Exactly repeat the material, dropping every picture from the copy.

* **Records provided**:
★ ★ ★

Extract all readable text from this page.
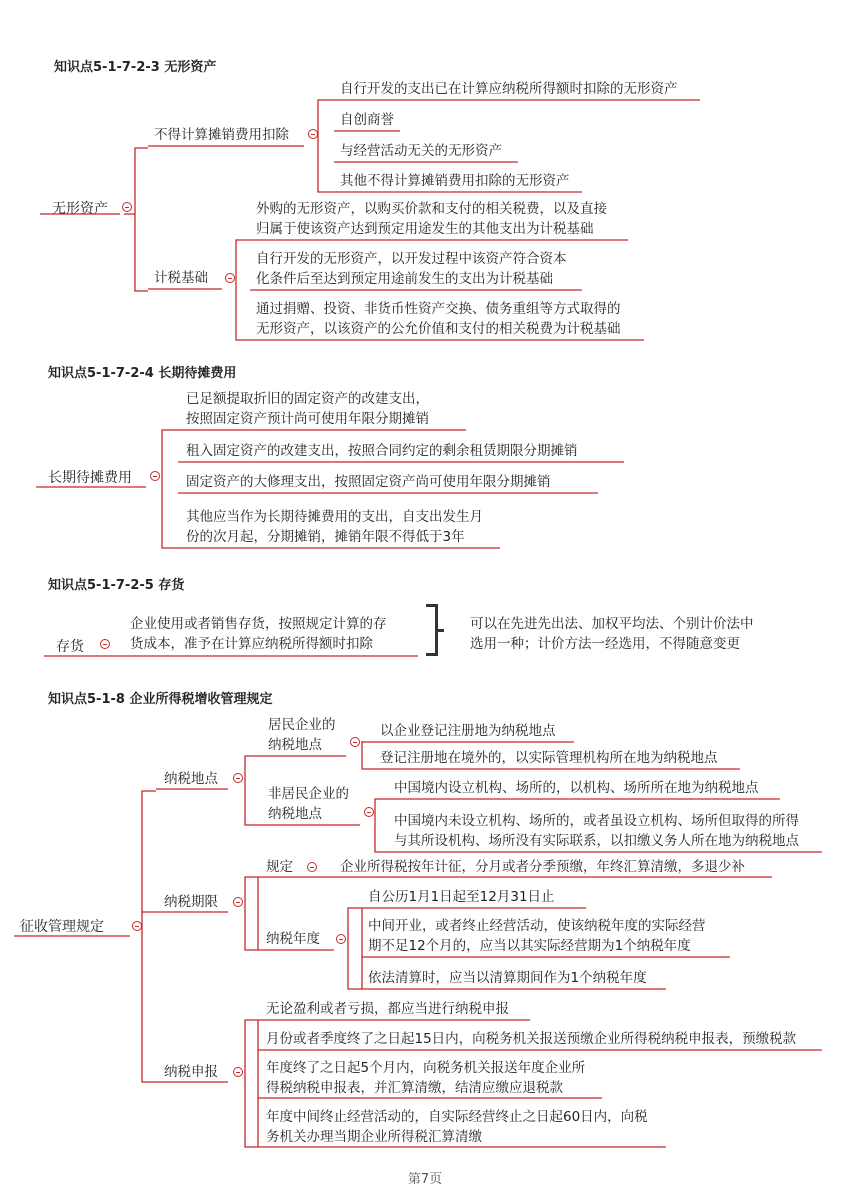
知识点5-1-7-2-3 无形资产
无形资产
不得计算摊销费用扣除
自行开发的支出已在计算应纳税所得额时扣除的无形资产
自创商誉
与经营活动无关的无形资产
其他不得计算摊销费用扣除的无形资产
计税基础
外购的无形资产，以购买价款和支付的相关税费，以及直接
归属于使该资产达到预定用途发生的其他支出为计税基础
自行开发的无形资产，以开发过程中该资产符合资本
化条件后至达到预定用途前发生的支出为计税基础
通过捐赠、投资、非货币性资产交换、债务重组等方式取得的
无形资产，以该资产的公允价值和支付的相关税费为计税基础
知识点5-1-7-2-4 长期待摊费用
长期待摊费用
已足额提取折旧的固定资产的改建支出，
按照固定资产预计尚可使用年限分期摊销
租入固定资产的改建支出，按照合同约定的剩余租赁期限分期摊销
固定资产的大修理支出，按照固定资产尚可使用年限分期摊销
其他应当作为长期待摊费用的支出，自支出发生月
份的次月起，分期摊销，摊销年限不得低于3年
知识点5-1-7-2-5 存货
存货
企业使用或者销售存货，按照规定计算的存
货成本，准予在计算应纳税所得额时扣除
可以在先进先出法、加权平均法、个别计价法中
选用一种；计价方法一经选用，不得随意变更
知识点5-1-8 企业所得税增收管理规定
征收管理规定
纳税地点
居民企业的
纳税地点
以企业登记注册地为纳税地点
登记注册地在境外的，以实际管理机构所在地为纳税地点
非居民企业的
纳税地点
中国境内设立机构、场所的，以机构、场所所在地为纳税地点
中国境内未设立机构、场所的，或者虽设立机构、场所但取得的所得
与其所设机构、场所没有实际联系，以扣缴义务人所在地为纳税地点
纳税期限
规定	企业所得税按年计征，分月或者分季预缴，年终汇算清缴，多退少补
纳税年度
自公历1月1日起至12月31日止
中间开业，或者终止经营活动，使该纳税年度的实际经营
期不足12个月的，应当以其实际经营期为1个纳税年度
依法清算时，应当以清算期间作为1个纳税年度
纳税申报
无论盈利或者亏损，都应当进行纳税申报
月份或者季度终了之日起15日内，向税务机关报送预缴企业所得税纳税申报表，预缴税款
年度终了之日起5个月内，向税务机关报送年度企业所
得税纳税申报表，并汇算清缴，结清应缴应退税款
年度中间终止经营活动的，自实际经营终止之日起60日内，向税
务机关办理当期企业所得税汇算清缴
第7页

★ ★ ★

* **Result of the exercise**:
Extract all readable text from this page.
知识点5-1-7-2-3 无形资产
无形资产
不得计算摊销费用扣除
自行开发的支出已在计算应纳税所得额时扣除的无形资产
自创商誉
与经营活动无关的无形资产
其他不得计算摊销费用扣除的无形资产
计税基础
外购的无形资产，以购买价款和支付的相关税费，以及直接
归属于使该资产达到预定用途发生的其他支出为计税基础
自行开发的无形资产，以开发过程中该资产符合资本
化条件后至达到预定用途前发生的支出为计税基础
通过捐赠、投资、非货币性资产交换、债务重组等方式取得的
无形资产，以该资产的公允价值和支付的相关税费为计税基础
知识点5-1-7-2-4 长期待摊费用
长期待摊费用
已足额提取折旧的固定资产的改建支出，
按照固定资产预计尚可使用年限分期摊销
租入固定资产的改建支出，按照合同约定的剩余租赁期限分期摊销
固定资产的大修理支出，按照固定资产尚可使用年限分期摊销
其他应当作为长期待摊费用的支出，自支出发生月
份的次月起，分期摊销，摊销年限不得低于3年
知识点5-1-7-2-5 存货
存货
企业使用或者销售存货，按照规定计算的存
货成本，准予在计算应纳税所得额时扣除
可以在先进先出法、加权平均法、个别计价法中
选用一种；计价方法一经选用，不得随意变更
知识点5-1-8 企业所得税增收管理规定
征收管理规定
纳税地点
居民企业的
纳税地点
以企业登记注册地为纳税地点
登记注册地在境外的，以实际管理机构所在地为纳税地点
非居民企业的
纳税地点
中国境内设立机构、场所的，以机构、场所所在地为纳税地点
中国境内未设立机构、场所的，或者虽设立机构、场所但取得的所得
与其所设机构、场所没有实际联系，以扣缴义务人所在地为纳税地点
纳税期限
规定	企业所得税按年计征，分月或者分季预缴，年终汇算清缴，多退少补
纳税年度
自公历1月1日起至12月31日止
中间开业，或者终止经营活动，使该纳税年度的实际经营
期不足12个月的，应当以其实际经营期为1个纳税年度
依法清算时，应当以清算期间作为1个纳税年度
纳税申报
无论盈利或者亏损，都应当进行纳税申报
月份或者季度终了之日起15日内，向税务机关报送预缴企业所得税纳税申报表，预缴税款
年度终了之日起5个月内，向税务机关报送年度企业所
得税纳税申报表，并汇算清缴，结清应缴应退税款
年度中间终止经营活动的，自实际经营终止之日起60日内，向税
务机关办理当期企业所得税汇算清缴
第7页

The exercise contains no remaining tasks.